* Information provided *
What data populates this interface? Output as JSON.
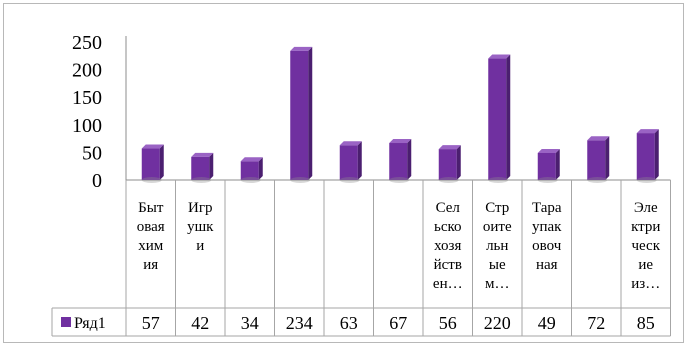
{
  "chart_data": {
    "type": "bar",
    "style": "3d-column",
    "bar_color": "#7030a0",
    "bar_color_dark": "#4b1f70",
    "bar_color_light": "#9a63c4",
    "categories": [
      "Бытовая химия",
      "Игрушки",
      "",
      "",
      "",
      "",
      "Сельскохозяйствен…",
      "Строительные м…",
      "Тараупаковочная",
      "",
      "Электрические из…"
    ],
    "category_lines": [
      [
        "Быт",
        "овая",
        "хим",
        "ия"
      ],
      [
        "Игр",
        "ушк",
        "и"
      ],
      [],
      [],
      [],
      [],
      [
        "Сел",
        "ьско",
        "хозя",
        "йств",
        "ен…"
      ],
      [
        "Стр",
        "оите",
        "льн",
        "ые",
        "м…"
      ],
      [
        "Тара",
        "упак",
        "овоч",
        "ная"
      ],
      [],
      [
        "Эле",
        "ктри",
        "ческ",
        "ие",
        "из…"
      ]
    ],
    "series": [
      {
        "name": "Ряд1",
        "values": [
          57,
          42,
          34,
          234,
          63,
          67,
          56,
          220,
          49,
          72,
          85
        ]
      }
    ],
    "yticks": [
      "0",
      "50",
      "100",
      "150",
      "200",
      "250"
    ],
    "ylim": [
      0,
      250
    ],
    "grid": false,
    "data_table": true,
    "legend_in_table": true
  }
}
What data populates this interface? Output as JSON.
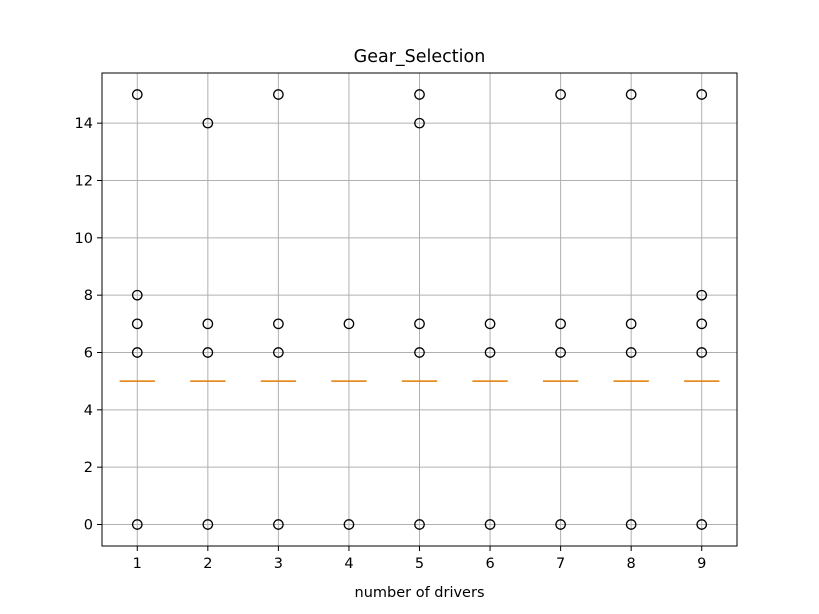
{
  "chart_data": {
    "type": "box",
    "title": "Gear_Selection",
    "xlabel": "number of drivers",
    "ylabel": "",
    "categories": [
      "1",
      "2",
      "3",
      "4",
      "5",
      "6",
      "7",
      "8",
      "9"
    ],
    "ylim": [
      -0.75,
      15.75
    ],
    "yticks": [
      0,
      2,
      4,
      6,
      8,
      10,
      12,
      14
    ],
    "grid": true,
    "boxes": [
      {
        "category": "1",
        "median": 5,
        "q1": 5,
        "q3": 5,
        "whisker_low": 5,
        "whisker_high": 5,
        "fliers": [
          0,
          6,
          7,
          8,
          15
        ]
      },
      {
        "category": "2",
        "median": 5,
        "q1": 5,
        "q3": 5,
        "whisker_low": 5,
        "whisker_high": 5,
        "fliers": [
          0,
          6,
          7,
          14
        ]
      },
      {
        "category": "3",
        "median": 5,
        "q1": 5,
        "q3": 5,
        "whisker_low": 5,
        "whisker_high": 5,
        "fliers": [
          0,
          6,
          7,
          15
        ]
      },
      {
        "category": "4",
        "median": 5,
        "q1": 5,
        "q3": 5,
        "whisker_low": 5,
        "whisker_high": 5,
        "fliers": [
          0,
          7
        ]
      },
      {
        "category": "5",
        "median": 5,
        "q1": 5,
        "q3": 5,
        "whisker_low": 5,
        "whisker_high": 5,
        "fliers": [
          0,
          6,
          7,
          14,
          15
        ]
      },
      {
        "category": "6",
        "median": 5,
        "q1": 5,
        "q3": 5,
        "whisker_low": 5,
        "whisker_high": 5,
        "fliers": [
          0,
          6,
          7
        ]
      },
      {
        "category": "7",
        "median": 5,
        "q1": 5,
        "q3": 5,
        "whisker_low": 5,
        "whisker_high": 5,
        "fliers": [
          0,
          6,
          7,
          15
        ]
      },
      {
        "category": "8",
        "median": 5,
        "q1": 5,
        "q3": 5,
        "whisker_low": 5,
        "whisker_high": 5,
        "fliers": [
          0,
          6,
          7,
          15
        ]
      },
      {
        "category": "9",
        "median": 5,
        "q1": 5,
        "q3": 5,
        "whisker_low": 5,
        "whisker_high": 5,
        "fliers": [
          0,
          6,
          7,
          8,
          15
        ]
      }
    ],
    "colors": {
      "median": "#e07b00",
      "flier_edge": "#000000",
      "grid": "#b0b0b0",
      "axes": "#000000"
    }
  }
}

* Set problem *
Replicate the material above verbatim; images stay out of the copy.

* Written answer *
What data populates this interface? Output as JSON.
{
  "chart_data": {
    "type": "bar",
    "style": "3d-column",
    "bar_color": "#7030a0",
    "bar_color_dark": "#4b1f70",
    "bar_color_light": "#9a63c4",
    "categories": [
      "Бытовая химия",
      "Игрушки",
      "",
      "",
      "",
      "",
      "Сельскохозяйствен…",
      "Строительные м…",
      "Тараупаковочная",
      "",
      "Электрические из…"
    ],
    "category_lines": [
      [
        "Быт",
        "овая",
        "хим",
        "ия"
      ],
      [
        "Игр",
        "ушк",
        "и"
      ],
      [],
      [],
      [],
      [],
      [
        "Сел",
        "ьско",
        "хозя",
        "йств",
        "ен…"
      ],
      [
        "Стр",
        "оите",
        "льн",
        "ые",
        "м…"
      ],
      [
        "Тара",
        "упак",
        "овоч",
        "ная"
      ],
      [],
      [
        "Эле",
        "ктри",
        "ческ",
        "ие",
        "из…"
      ]
    ],
    "series": [
      {
        "name": "Ряд1",
        "values": [
          57,
          42,
          34,
          234,
          63,
          67,
          56,
          220,
          49,
          72,
          85
        ]
      }
    ],
    "yticks": [
      "0",
      "50",
      "100",
      "150",
      "200",
      "250"
    ],
    "ylim": [
      0,
      250
    ],
    "grid": false,
    "data_table": true,
    "legend_in_table": true
  }
}
What data populates this interface? Output as JSON.
{
  "chart_data": {
    "type": "box",
    "title": "Gear_Selection",
    "xlabel": "number of drivers",
    "ylabel": "",
    "categories": [
      "1",
      "2",
      "3",
      "4",
      "5",
      "6",
      "7",
      "8",
      "9"
    ],
    "ylim": [
      -0.75,
      15.75
    ],
    "yticks": [
      0,
      2,
      4,
      6,
      8,
      10,
      12,
      14
    ],
    "grid": true,
    "boxes": [
      {
        "category": "1",
        "median": 5,
        "q1": 5,
        "q3": 5,
        "whisker_low": 5,
        "whisker_high": 5,
        "fliers": [
          0,
          6,
          7,
          8,
          15
        ]
      },
      {
        "category": "2",
        "median": 5,
        "q1": 5,
        "q3": 5,
        "whisker_low": 5,
        "whisker_high": 5,
        "fliers": [
          0,
          6,
          7,
          14
        ]
      },
      {
        "category": "3",
        "median": 5,
        "q1": 5,
        "q3": 5,
        "whisker_low": 5,
        "whisker_high": 5,
        "fliers": [
          0,
          6,
          7,
          15
        ]
      },
      {
        "category": "4",
        "median": 5,
        "q1": 5,
        "q3": 5,
        "whisker_low": 5,
        "whisker_high": 5,
        "fliers": [
          0,
          7
        ]
      },
      {
        "category": "5",
        "median": 5,
        "q1": 5,
        "q3": 5,
        "whisker_low": 5,
        "whisker_high": 5,
        "fliers": [
          0,
          6,
          7,
          14,
          15
        ]
      },
      {
        "category": "6",
        "median": 5,
        "q1": 5,
        "q3": 5,
        "whisker_low": 5,
        "whisker_high": 5,
        "fliers": [
          0,
          6,
          7
        ]
      },
      {
        "category": "7",
        "median": 5,
        "q1": 5,
        "q3": 5,
        "whisker_low": 5,
        "whisker_high": 5,
        "fliers": [
          0,
          6,
          7,
          15
        ]
      },
      {
        "category": "8",
        "median": 5,
        "q1": 5,
        "q3": 5,
        "whisker_low": 5,
        "whisker_high": 5,
        "fliers": [
          0,
          6,
          7,
          15
        ]
      },
      {
        "category": "9",
        "median": 5,
        "q1": 5,
        "q3": 5,
        "whisker_low": 5,
        "whisker_high": 5,
        "fliers": [
          0,
          6,
          7,
          8,
          15
        ]
      }
    ],
    "colors": {
      "median": "#e07b00",
      "flier_edge": "#000000",
      "grid": "#b0b0b0",
      "axes": "#000000"
    }
  }
}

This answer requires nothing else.